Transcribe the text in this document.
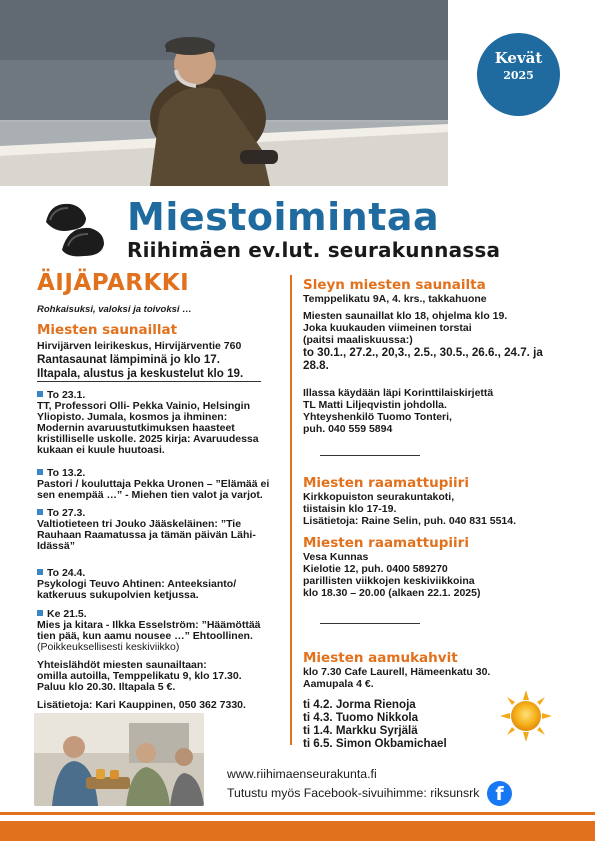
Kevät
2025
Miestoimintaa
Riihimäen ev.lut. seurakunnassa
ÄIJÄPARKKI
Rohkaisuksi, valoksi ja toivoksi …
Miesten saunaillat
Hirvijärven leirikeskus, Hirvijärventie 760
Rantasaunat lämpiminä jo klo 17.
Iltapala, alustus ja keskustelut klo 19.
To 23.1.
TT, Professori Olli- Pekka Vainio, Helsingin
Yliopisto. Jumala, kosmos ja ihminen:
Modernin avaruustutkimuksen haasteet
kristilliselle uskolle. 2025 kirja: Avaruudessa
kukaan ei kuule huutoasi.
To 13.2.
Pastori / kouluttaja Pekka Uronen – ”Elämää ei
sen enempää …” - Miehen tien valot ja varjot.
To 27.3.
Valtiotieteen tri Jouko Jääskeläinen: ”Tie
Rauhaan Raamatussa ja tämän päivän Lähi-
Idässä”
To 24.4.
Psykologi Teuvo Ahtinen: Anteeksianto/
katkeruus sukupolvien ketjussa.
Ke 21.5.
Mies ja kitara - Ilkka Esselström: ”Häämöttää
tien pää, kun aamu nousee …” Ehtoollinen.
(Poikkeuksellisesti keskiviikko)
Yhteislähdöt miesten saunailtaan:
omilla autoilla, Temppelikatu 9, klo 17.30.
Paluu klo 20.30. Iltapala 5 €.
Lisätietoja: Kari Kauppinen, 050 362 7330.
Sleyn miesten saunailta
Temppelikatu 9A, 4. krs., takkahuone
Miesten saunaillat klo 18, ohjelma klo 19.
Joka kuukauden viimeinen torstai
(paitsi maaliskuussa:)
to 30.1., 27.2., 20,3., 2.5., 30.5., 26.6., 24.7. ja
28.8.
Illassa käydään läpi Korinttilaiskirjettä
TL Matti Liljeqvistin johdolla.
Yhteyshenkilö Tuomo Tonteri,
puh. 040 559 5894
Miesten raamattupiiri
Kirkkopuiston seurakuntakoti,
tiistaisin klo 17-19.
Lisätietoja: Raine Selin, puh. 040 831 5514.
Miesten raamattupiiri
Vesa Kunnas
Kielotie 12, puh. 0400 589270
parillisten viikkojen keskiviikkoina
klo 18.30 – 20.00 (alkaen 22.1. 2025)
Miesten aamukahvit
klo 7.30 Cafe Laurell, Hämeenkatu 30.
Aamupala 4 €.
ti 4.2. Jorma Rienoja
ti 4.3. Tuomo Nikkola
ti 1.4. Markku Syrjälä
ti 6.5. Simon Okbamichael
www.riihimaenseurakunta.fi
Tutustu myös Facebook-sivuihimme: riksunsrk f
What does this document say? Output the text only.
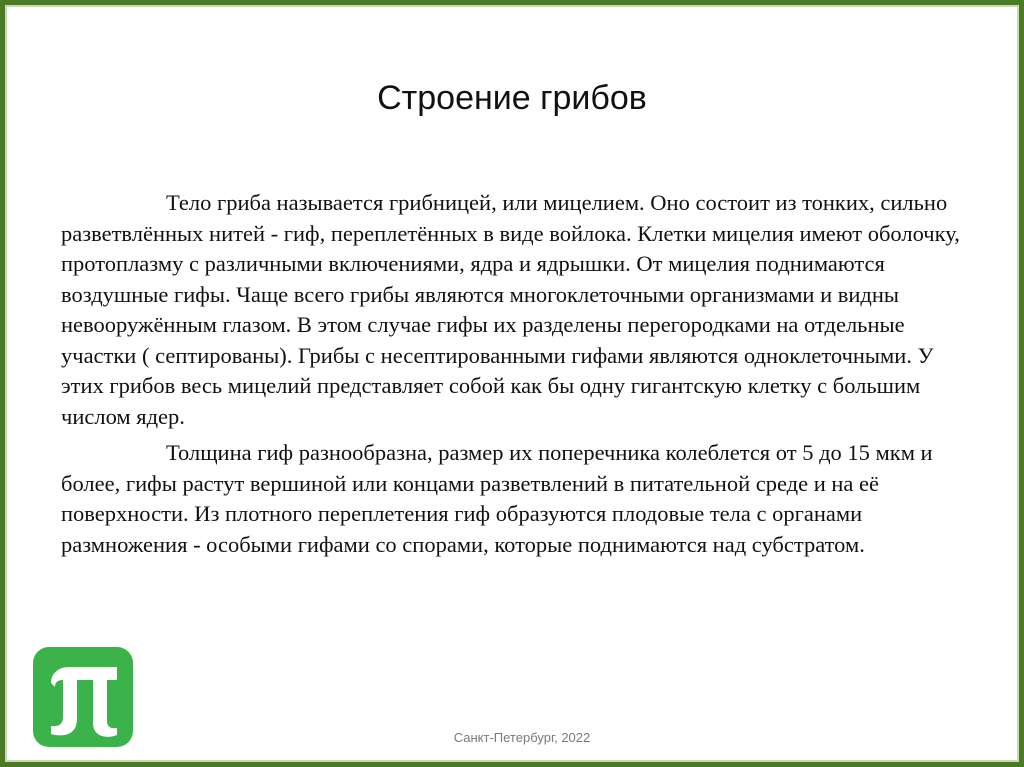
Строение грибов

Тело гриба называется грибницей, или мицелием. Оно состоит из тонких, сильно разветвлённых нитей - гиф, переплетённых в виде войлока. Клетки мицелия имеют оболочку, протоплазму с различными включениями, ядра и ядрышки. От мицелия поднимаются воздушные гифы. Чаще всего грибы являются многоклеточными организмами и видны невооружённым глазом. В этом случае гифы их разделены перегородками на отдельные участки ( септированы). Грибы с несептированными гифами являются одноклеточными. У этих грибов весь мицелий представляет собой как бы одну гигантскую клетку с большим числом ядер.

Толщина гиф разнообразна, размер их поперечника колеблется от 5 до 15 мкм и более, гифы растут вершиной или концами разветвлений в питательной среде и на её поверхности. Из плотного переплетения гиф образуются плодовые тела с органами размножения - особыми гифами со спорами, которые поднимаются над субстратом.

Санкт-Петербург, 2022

————————

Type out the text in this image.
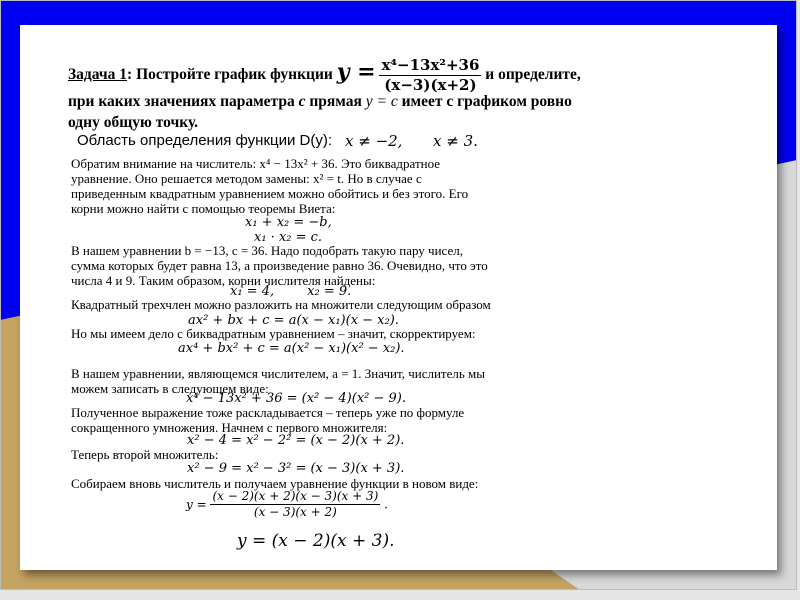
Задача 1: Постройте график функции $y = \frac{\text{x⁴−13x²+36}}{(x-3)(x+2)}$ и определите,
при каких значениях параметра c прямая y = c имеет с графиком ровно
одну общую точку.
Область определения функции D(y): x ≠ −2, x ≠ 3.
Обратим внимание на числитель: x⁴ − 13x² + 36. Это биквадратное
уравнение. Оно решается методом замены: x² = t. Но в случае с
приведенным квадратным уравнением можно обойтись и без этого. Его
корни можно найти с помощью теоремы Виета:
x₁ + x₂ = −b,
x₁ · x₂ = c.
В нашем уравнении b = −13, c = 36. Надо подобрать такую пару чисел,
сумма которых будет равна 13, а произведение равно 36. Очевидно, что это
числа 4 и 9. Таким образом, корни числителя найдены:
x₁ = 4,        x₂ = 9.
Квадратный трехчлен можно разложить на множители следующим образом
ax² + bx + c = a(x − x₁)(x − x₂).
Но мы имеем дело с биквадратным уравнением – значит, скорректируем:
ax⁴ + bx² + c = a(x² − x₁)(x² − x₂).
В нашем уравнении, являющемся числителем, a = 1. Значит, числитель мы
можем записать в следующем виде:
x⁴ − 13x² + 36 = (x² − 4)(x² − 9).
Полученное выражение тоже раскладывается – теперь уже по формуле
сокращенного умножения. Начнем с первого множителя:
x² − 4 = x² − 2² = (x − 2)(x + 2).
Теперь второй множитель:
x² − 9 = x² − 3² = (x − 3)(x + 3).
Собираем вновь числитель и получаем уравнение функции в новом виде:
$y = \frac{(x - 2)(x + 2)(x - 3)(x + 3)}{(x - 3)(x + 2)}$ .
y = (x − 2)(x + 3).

————————

GIVEN PROBLEM: Identify the lines that hold the word "гифы". Copy every one of them.

THE ANSWER:
Тело гриба называется грибницей, или мицелием. Оно состоит из тонких, сильно разветвлённых нитей - гиф, переплетённых в виде войлока. Клетки мицелия имеют оболочку, протоплазму с различными включениями, ядра и ядрышки. От мицелия поднимаются воздушные гифы. Чаще всего грибы являются многоклеточными организмами и видны невооружённым глазом. В этом случае гифы их разделены перегородками на отдельные участки ( септированы). Грибы с несептированными гифами являются одноклеточными. У этих грибов весь мицелий представляет собой как бы одну гигантскую клетку с большим числом ядер.
Толщина гиф разнообразна, размер их поперечника колеблется от 5 до 15 мкм и более, гифы растут вершиной или концами разветвлений в питательной среде и на её поверхности. Из плотного переплетения гиф образуются плодовые тела с органами размножения - особыми гифами со спорами, которые поднимаются над субстратом.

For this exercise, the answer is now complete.